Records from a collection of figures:
▽

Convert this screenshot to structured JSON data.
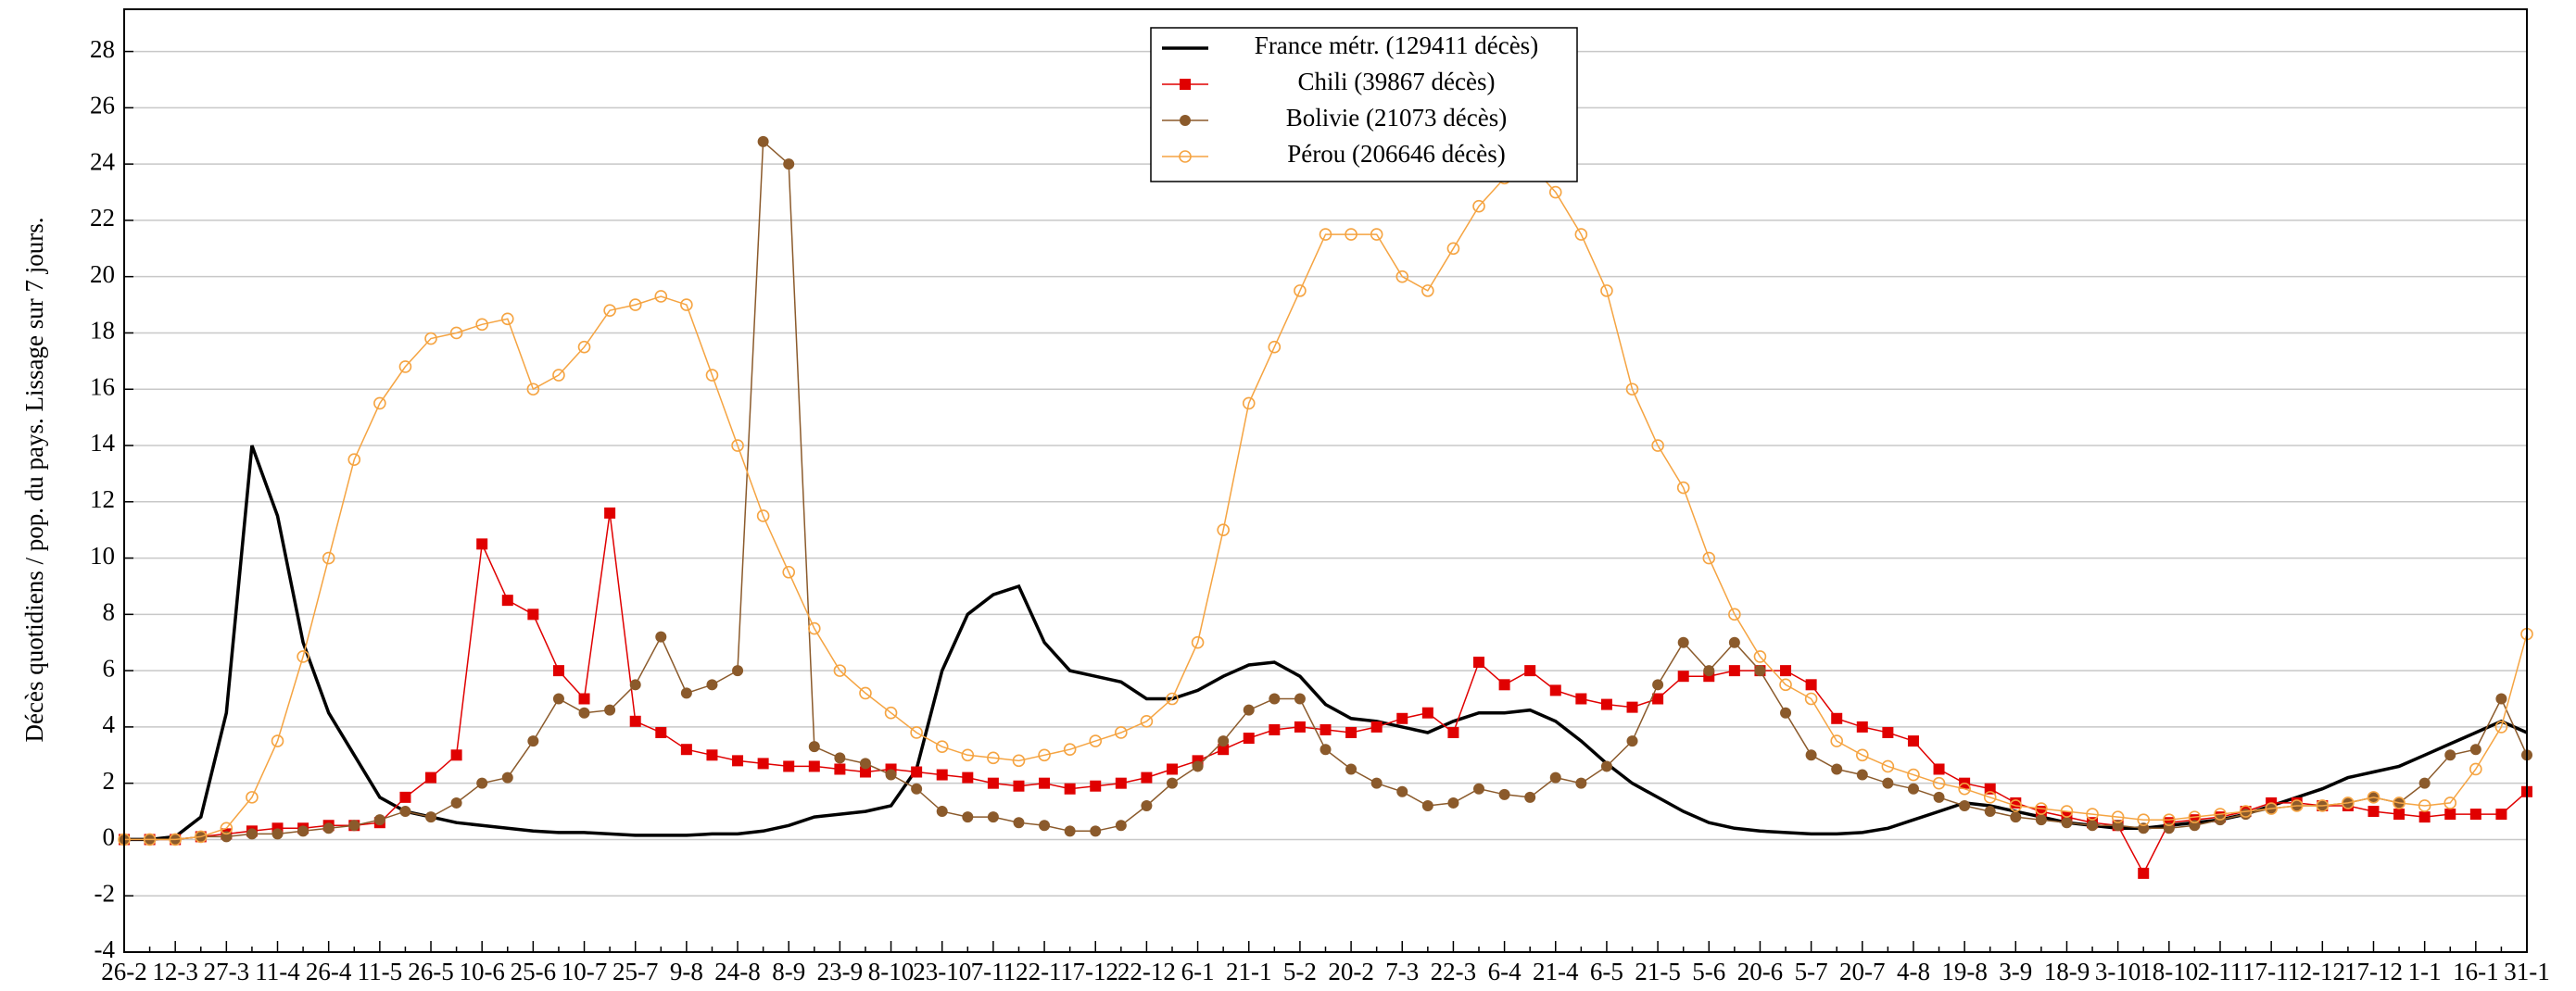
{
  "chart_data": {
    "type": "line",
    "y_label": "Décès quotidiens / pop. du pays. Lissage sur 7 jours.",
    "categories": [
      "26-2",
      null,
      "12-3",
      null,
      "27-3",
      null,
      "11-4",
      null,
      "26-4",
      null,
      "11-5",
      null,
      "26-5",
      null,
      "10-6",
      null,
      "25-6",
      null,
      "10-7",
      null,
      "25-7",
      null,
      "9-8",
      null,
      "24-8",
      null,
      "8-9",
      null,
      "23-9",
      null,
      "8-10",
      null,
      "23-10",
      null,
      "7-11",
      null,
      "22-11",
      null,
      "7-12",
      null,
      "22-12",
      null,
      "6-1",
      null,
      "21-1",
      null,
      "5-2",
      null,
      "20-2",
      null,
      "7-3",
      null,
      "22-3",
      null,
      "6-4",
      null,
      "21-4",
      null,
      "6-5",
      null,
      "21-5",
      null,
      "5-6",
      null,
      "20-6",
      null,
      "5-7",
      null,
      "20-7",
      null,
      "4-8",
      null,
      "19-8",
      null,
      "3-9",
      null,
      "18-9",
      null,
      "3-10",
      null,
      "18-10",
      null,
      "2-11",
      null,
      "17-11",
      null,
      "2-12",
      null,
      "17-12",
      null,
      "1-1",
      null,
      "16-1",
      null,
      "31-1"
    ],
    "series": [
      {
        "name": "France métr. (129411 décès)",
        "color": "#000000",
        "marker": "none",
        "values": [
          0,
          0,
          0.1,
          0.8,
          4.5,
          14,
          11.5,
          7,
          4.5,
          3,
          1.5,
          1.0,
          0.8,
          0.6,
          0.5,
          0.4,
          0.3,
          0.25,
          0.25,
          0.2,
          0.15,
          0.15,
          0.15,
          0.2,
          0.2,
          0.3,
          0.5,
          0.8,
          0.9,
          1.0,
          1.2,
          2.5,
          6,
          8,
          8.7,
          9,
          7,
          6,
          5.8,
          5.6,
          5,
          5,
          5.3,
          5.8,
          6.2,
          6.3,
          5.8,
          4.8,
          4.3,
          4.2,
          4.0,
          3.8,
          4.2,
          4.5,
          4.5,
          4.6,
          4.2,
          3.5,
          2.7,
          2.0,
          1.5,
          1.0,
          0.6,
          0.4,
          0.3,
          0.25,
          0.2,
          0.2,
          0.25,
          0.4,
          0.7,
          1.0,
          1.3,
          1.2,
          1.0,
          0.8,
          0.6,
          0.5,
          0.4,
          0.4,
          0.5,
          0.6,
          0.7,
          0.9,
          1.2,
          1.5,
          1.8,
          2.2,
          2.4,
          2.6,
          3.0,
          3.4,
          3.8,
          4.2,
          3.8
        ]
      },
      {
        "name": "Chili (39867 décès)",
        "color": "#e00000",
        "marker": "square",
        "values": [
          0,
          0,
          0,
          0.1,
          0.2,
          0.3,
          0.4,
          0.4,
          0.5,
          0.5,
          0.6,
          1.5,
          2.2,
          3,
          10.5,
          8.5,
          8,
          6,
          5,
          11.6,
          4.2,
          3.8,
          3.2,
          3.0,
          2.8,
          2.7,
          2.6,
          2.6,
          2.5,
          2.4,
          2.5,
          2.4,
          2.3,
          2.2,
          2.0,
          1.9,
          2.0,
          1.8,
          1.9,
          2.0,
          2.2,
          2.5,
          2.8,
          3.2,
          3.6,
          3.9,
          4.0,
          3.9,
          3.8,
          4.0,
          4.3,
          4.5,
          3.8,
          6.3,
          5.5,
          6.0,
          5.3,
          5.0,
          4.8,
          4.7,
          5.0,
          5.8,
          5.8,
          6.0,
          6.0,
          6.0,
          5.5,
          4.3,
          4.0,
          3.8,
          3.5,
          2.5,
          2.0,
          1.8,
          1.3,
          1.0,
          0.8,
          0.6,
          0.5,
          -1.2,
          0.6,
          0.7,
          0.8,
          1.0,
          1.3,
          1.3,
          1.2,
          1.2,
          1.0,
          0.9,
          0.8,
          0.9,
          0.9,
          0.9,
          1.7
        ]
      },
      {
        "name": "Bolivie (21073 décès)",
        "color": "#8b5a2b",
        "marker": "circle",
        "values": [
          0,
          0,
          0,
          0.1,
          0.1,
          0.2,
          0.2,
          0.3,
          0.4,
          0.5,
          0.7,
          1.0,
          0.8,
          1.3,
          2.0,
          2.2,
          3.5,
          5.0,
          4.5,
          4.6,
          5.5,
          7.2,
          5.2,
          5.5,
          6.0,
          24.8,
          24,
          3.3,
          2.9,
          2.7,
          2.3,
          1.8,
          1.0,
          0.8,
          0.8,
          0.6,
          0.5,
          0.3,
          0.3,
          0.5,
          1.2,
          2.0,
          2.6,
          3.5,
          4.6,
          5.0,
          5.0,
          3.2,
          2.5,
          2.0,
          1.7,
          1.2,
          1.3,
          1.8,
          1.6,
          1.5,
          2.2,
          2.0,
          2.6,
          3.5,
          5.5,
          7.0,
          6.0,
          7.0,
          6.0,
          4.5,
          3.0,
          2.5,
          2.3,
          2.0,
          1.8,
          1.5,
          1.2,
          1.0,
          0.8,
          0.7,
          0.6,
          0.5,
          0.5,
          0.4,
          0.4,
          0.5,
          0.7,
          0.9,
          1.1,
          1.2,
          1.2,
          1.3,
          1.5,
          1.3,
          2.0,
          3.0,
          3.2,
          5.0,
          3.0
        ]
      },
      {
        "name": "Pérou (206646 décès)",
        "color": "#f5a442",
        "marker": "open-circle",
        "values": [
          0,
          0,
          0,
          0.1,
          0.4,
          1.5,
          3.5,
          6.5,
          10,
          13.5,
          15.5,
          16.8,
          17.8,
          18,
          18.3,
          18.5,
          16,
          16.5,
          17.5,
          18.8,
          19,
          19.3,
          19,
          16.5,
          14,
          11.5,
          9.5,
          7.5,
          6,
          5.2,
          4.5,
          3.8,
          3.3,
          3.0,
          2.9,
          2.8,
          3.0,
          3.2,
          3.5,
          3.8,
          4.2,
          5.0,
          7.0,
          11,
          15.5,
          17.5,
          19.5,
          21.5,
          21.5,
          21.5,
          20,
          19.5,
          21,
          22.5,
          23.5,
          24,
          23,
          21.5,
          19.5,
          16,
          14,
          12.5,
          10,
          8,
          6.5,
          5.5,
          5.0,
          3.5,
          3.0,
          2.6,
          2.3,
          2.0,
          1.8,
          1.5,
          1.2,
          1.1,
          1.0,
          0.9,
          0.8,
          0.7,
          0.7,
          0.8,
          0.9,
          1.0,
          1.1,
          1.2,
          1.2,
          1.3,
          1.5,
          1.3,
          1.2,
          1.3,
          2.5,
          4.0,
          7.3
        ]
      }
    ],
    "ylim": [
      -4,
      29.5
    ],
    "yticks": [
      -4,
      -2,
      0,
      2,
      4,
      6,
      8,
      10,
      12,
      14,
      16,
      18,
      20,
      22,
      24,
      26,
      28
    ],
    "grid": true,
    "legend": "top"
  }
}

△
▽

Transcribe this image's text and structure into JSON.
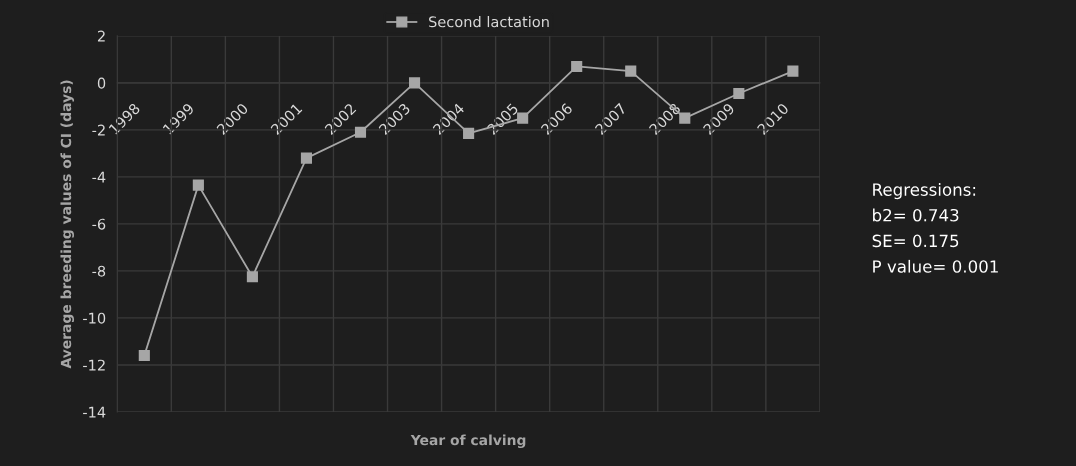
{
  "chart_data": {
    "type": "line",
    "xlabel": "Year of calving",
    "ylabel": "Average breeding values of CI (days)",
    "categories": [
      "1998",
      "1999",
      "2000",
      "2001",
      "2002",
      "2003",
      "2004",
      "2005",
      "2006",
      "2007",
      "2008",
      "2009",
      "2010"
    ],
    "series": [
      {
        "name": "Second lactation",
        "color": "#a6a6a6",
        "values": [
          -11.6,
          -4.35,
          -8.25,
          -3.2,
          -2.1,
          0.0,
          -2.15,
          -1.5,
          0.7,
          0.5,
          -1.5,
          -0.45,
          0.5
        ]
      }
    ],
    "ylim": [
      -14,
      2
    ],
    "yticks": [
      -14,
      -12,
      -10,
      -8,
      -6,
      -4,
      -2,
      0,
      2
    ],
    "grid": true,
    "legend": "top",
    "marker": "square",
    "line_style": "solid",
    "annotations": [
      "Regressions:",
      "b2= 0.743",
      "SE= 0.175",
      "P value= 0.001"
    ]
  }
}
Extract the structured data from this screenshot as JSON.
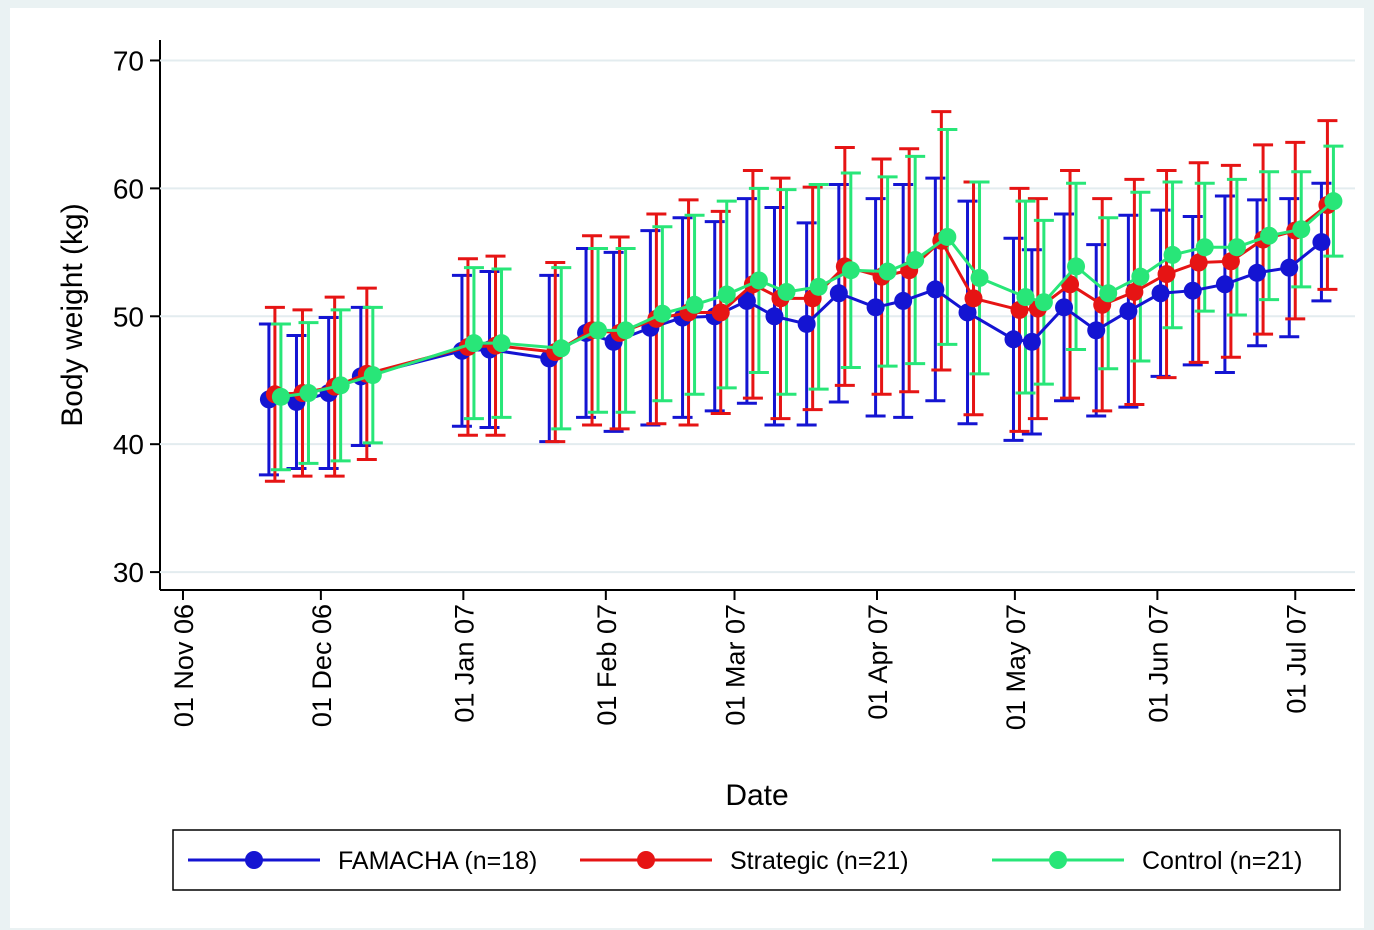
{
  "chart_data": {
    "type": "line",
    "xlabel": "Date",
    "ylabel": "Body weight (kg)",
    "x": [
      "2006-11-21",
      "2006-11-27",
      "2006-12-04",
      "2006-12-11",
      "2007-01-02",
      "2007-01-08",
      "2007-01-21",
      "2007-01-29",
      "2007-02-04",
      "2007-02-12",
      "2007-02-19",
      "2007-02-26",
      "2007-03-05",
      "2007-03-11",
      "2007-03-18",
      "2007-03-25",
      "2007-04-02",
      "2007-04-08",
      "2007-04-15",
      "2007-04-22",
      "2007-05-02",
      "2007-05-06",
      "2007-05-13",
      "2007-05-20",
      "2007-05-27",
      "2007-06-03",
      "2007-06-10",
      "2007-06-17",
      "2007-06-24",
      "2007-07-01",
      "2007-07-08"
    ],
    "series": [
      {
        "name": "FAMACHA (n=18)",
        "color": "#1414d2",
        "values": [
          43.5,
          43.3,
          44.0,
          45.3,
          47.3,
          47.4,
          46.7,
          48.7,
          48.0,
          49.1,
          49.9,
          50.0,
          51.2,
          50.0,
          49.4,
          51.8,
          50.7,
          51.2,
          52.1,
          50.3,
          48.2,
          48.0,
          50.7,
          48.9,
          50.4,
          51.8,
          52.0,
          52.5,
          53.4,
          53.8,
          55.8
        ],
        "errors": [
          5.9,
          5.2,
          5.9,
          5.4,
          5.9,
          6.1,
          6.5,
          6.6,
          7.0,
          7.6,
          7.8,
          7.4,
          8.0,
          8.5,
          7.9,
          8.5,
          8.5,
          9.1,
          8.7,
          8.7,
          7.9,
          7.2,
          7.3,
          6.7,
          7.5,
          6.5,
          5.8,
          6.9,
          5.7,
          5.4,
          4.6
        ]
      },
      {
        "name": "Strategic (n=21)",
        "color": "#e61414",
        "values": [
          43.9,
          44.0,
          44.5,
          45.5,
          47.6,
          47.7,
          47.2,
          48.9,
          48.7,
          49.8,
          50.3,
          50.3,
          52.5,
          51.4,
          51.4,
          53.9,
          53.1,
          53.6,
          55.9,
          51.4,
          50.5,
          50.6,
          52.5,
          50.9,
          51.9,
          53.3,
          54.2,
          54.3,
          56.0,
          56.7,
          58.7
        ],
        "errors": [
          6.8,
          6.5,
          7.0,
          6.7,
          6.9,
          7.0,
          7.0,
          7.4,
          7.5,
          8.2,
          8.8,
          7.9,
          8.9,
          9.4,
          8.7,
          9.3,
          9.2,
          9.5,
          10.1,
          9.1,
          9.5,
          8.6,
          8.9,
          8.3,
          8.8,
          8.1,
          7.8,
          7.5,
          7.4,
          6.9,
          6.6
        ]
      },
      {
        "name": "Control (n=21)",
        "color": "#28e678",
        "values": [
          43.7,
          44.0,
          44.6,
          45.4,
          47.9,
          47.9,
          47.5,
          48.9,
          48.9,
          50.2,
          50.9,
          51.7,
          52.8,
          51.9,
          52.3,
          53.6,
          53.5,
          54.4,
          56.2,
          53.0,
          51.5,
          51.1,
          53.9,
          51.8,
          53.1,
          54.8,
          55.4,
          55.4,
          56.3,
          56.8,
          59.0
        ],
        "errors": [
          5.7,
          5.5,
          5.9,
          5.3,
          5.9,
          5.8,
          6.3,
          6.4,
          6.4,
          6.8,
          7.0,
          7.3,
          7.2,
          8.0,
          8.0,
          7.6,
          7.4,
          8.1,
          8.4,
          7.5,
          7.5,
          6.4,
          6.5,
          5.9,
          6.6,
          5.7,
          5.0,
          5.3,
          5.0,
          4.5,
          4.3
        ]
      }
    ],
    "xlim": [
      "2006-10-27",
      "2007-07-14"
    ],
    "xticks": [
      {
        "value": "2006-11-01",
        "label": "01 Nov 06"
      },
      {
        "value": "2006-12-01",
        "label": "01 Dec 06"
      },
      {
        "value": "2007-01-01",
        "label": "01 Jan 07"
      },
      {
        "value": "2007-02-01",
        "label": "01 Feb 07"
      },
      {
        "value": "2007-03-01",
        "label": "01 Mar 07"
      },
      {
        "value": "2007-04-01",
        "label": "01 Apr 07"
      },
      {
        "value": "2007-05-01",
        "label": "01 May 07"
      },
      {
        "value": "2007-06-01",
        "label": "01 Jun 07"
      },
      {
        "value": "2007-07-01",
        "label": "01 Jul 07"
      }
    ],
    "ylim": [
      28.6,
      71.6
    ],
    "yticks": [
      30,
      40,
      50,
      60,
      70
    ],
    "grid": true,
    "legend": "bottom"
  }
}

△

Gather all lines where the word "marker" appears.

        "marker": "none",
        "marker": "square",
        "marker": "circle",
        "marker": "open-circle",
    "marker": "square",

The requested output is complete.